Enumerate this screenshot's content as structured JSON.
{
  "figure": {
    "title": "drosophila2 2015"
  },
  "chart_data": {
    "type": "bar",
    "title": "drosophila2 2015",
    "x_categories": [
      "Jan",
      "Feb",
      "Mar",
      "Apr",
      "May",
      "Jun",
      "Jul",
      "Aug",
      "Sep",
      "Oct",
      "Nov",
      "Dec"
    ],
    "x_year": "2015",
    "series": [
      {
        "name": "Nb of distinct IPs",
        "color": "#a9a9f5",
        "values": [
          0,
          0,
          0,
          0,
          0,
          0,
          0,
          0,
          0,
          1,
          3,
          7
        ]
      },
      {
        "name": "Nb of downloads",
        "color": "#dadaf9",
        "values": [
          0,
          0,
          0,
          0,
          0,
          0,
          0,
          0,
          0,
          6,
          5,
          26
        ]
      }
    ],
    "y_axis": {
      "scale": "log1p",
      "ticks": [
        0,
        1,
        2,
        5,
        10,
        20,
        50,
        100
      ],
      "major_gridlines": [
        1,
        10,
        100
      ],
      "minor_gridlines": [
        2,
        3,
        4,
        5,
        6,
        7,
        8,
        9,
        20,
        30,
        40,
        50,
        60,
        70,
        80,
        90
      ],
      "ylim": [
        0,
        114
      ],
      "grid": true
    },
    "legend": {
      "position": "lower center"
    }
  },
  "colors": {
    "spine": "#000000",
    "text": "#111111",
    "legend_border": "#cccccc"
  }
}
-------
▸ **Direction**
Output every record above exactly as it appears.

▸ **Output for this task**
Enumerate this screenshot's content as structured JSON.
{
  "figure": {
    "title": "drosophila2 2015"
  },
  "chart_data": {
    "type": "bar",
    "title": "drosophila2 2015",
    "x_categories": [
      "Jan",
      "Feb",
      "Mar",
      "Apr",
      "May",
      "Jun",
      "Jul",
      "Aug",
      "Sep",
      "Oct",
      "Nov",
      "Dec"
    ],
    "x_year": "2015",
    "series": [
      {
        "name": "Nb of distinct IPs",
        "color": "#a9a9f5",
        "values": [
          0,
          0,
          0,
          0,
          0,
          0,
          0,
          0,
          0,
          1,
          3,
          7
        ]
      },
      {
        "name": "Nb of downloads",
        "color": "#dadaf9",
        "values": [
          0,
          0,
          0,
          0,
          0,
          0,
          0,
          0,
          0,
          6,
          5,
          26
        ]
      }
    ],
    "y_axis": {
      "scale": "log1p",
      "ticks": [
        0,
        1,
        2,
        5,
        10,
        20,
        50,
        100
      ],
      "major_gridlines": [
        1,
        10,
        100
      ],
      "minor_gridlines": [
        2,
        3,
        4,
        5,
        6,
        7,
        8,
        9,
        20,
        30,
        40,
        50,
        60,
        70,
        80,
        90
      ],
      "ylim": [
        0,
        114
      ],
      "grid": true
    },
    "legend": {
      "position": "lower center"
    }
  },
  "colors": {
    "spine": "#000000",
    "text": "#111111",
    "legend_border": "#cccccc"
  }
}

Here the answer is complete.